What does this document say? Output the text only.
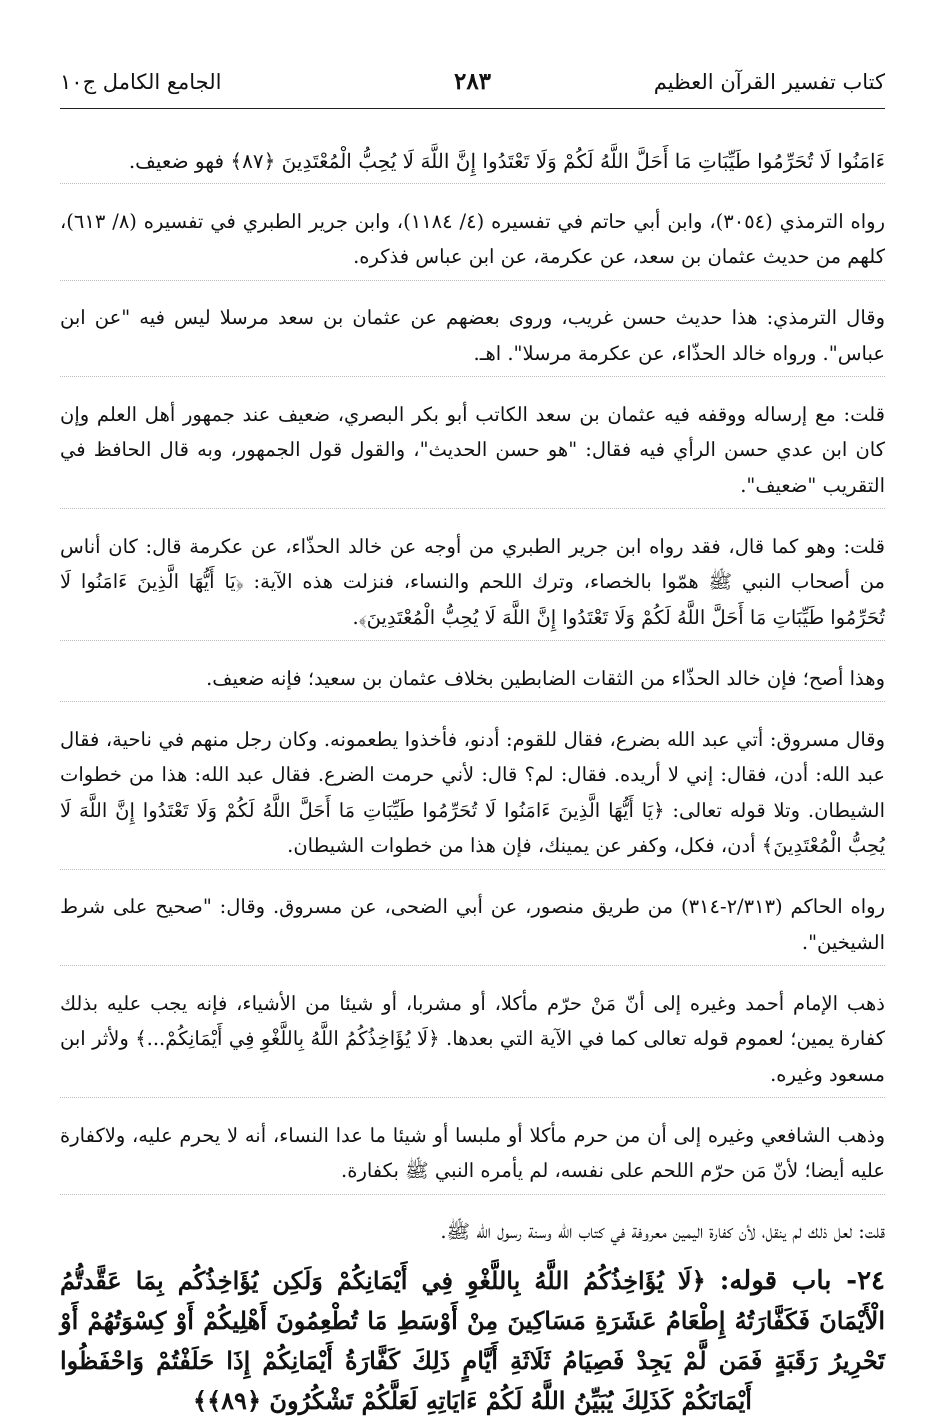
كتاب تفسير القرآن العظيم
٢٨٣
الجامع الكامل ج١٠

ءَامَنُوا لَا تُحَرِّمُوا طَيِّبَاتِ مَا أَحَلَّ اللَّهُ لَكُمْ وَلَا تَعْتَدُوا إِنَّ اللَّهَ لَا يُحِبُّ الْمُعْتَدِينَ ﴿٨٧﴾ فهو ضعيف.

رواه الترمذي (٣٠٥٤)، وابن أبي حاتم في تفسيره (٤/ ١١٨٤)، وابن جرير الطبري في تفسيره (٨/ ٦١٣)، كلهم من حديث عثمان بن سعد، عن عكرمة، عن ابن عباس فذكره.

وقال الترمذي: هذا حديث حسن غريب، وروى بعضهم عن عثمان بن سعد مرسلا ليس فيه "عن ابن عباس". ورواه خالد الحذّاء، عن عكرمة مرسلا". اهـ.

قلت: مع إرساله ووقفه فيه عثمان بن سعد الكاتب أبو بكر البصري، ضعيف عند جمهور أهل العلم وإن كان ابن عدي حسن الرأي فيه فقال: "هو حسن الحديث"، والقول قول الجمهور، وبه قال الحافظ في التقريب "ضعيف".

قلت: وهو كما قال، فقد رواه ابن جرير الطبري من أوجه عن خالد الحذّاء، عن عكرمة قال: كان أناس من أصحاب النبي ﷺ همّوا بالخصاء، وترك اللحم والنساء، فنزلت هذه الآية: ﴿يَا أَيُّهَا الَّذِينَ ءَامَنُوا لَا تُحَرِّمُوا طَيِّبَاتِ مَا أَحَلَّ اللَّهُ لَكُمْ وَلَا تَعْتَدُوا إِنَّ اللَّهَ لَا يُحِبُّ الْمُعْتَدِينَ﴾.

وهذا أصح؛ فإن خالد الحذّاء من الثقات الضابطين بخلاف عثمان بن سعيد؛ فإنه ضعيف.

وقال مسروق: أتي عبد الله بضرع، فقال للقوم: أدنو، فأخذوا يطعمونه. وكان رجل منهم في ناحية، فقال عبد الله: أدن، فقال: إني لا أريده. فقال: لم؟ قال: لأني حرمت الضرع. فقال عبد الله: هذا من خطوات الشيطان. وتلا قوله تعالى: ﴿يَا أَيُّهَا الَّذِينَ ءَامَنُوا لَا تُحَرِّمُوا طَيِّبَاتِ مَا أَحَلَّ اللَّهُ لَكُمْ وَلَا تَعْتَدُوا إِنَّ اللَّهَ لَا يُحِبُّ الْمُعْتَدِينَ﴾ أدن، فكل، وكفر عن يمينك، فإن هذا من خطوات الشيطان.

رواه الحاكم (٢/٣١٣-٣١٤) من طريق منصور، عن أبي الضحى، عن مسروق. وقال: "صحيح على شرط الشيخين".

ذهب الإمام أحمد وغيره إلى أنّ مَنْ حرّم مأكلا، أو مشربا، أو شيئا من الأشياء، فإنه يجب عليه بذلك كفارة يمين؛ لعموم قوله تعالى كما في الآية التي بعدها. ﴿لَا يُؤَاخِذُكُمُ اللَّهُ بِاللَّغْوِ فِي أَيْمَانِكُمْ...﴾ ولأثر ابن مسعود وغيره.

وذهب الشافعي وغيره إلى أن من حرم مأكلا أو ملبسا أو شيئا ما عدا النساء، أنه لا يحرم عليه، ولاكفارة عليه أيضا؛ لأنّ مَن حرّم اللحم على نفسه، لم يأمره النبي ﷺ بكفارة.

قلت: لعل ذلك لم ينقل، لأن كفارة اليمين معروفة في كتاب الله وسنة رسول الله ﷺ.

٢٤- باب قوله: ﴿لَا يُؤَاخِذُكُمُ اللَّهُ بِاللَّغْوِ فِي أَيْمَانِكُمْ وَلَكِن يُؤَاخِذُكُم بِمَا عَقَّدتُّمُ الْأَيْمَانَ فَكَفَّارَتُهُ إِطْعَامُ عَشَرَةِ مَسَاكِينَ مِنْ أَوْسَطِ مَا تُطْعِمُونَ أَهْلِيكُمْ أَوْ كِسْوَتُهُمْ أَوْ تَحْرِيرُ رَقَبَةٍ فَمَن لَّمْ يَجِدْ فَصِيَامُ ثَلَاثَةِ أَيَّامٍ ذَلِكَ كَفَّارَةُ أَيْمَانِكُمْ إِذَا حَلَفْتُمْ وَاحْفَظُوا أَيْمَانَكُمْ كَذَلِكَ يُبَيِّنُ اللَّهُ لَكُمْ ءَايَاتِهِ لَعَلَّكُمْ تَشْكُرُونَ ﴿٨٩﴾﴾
================================
> BRIEF: The records above are to be restated exactly, without their pictures.

> COMPLETE RESPONSE:
What does this document say? Output the text only.
كتاب تفسير القرآن العظيم
٢٨٣
الجامع الكامل ج١٠

ءَامَنُوا لَا تُحَرِّمُوا طَيِّبَاتِ مَا أَحَلَّ اللَّهُ لَكُمْ وَلَا تَعْتَدُوا إِنَّ اللَّهَ لَا يُحِبُّ الْمُعْتَدِينَ ﴿٨٧﴾ فهو ضعيف.

رواه الترمذي (٣٠٥٤)، وابن أبي حاتم في تفسيره (٤/ ١١٨٤)، وابن جرير الطبري في تفسيره (٨/ ٦١٣)، كلهم من حديث عثمان بن سعد، عن عكرمة، عن ابن عباس فذكره.

وقال الترمذي: هذا حديث حسن غريب، وروى بعضهم عن عثمان بن سعد مرسلا ليس فيه "عن ابن عباس". ورواه خالد الحذّاء، عن عكرمة مرسلا". اهـ.

قلت: مع إرساله ووقفه فيه عثمان بن سعد الكاتب أبو بكر البصري، ضعيف عند جمهور أهل العلم وإن كان ابن عدي حسن الرأي فيه فقال: "هو حسن الحديث"، والقول قول الجمهور، وبه قال الحافظ في التقريب "ضعيف".

قلت: وهو كما قال، فقد رواه ابن جرير الطبري من أوجه عن خالد الحذّاء، عن عكرمة قال: كان أناس من أصحاب النبي ﷺ همّوا بالخصاء، وترك اللحم والنساء، فنزلت هذه الآية: ﴿يَا أَيُّهَا الَّذِينَ ءَامَنُوا لَا تُحَرِّمُوا طَيِّبَاتِ مَا أَحَلَّ اللَّهُ لَكُمْ وَلَا تَعْتَدُوا إِنَّ اللَّهَ لَا يُحِبُّ الْمُعْتَدِينَ﴾.

وهذا أصح؛ فإن خالد الحذّاء من الثقات الضابطين بخلاف عثمان بن سعيد؛ فإنه ضعيف.

وقال مسروق: أتي عبد الله بضرع، فقال للقوم: أدنو، فأخذوا يطعمونه. وكان رجل منهم في ناحية، فقال عبد الله: أدن، فقال: إني لا أريده. فقال: لم؟ قال: لأني حرمت الضرع. فقال عبد الله: هذا من خطوات الشيطان. وتلا قوله تعالى: ﴿يَا أَيُّهَا الَّذِينَ ءَامَنُوا لَا تُحَرِّمُوا طَيِّبَاتِ مَا أَحَلَّ اللَّهُ لَكُمْ وَلَا تَعْتَدُوا إِنَّ اللَّهَ لَا يُحِبُّ الْمُعْتَدِينَ﴾ أدن، فكل، وكفر عن يمينك، فإن هذا من خطوات الشيطان.

رواه الحاكم (٢/٣١٣-٣١٤) من طريق منصور، عن أبي الضحى، عن مسروق. وقال: "صحيح على شرط الشيخين".

ذهب الإمام أحمد وغيره إلى أنّ مَنْ حرّم مأكلا، أو مشربا، أو شيئا من الأشياء، فإنه يجب عليه بذلك كفارة يمين؛ لعموم قوله تعالى كما في الآية التي بعدها. ﴿لَا يُؤَاخِذُكُمُ اللَّهُ بِاللَّغْوِ فِي أَيْمَانِكُمْ...﴾ ولأثر ابن مسعود وغيره.

وذهب الشافعي وغيره إلى أن من حرم مأكلا أو ملبسا أو شيئا ما عدا النساء، أنه لا يحرم عليه، ولاكفارة عليه أيضا؛ لأنّ مَن حرّم اللحم على نفسه، لم يأمره النبي ﷺ بكفارة.

قلت: لعل ذلك لم ينقل، لأن كفارة اليمين معروفة في كتاب الله وسنة رسول الله ﷺ.

٢٤- باب قوله: ﴿لَا يُؤَاخِذُكُمُ اللَّهُ بِاللَّغْوِ فِي أَيْمَانِكُمْ وَلَكِن يُؤَاخِذُكُم بِمَا عَقَّدتُّمُ الْأَيْمَانَ فَكَفَّارَتُهُ إِطْعَامُ عَشَرَةِ مَسَاكِينَ مِنْ أَوْسَطِ مَا تُطْعِمُونَ أَهْلِيكُمْ أَوْ كِسْوَتُهُمْ أَوْ تَحْرِيرُ رَقَبَةٍ فَمَن لَّمْ يَجِدْ فَصِيَامُ ثَلَاثَةِ أَيَّامٍ ذَلِكَ كَفَّارَةُ أَيْمَانِكُمْ إِذَا حَلَفْتُمْ وَاحْفَظُوا أَيْمَانَكُمْ كَذَلِكَ يُبَيِّنُ اللَّهُ لَكُمْ ءَايَاتِهِ لَعَلَّكُمْ تَشْكُرُونَ ﴿٨٩﴾﴾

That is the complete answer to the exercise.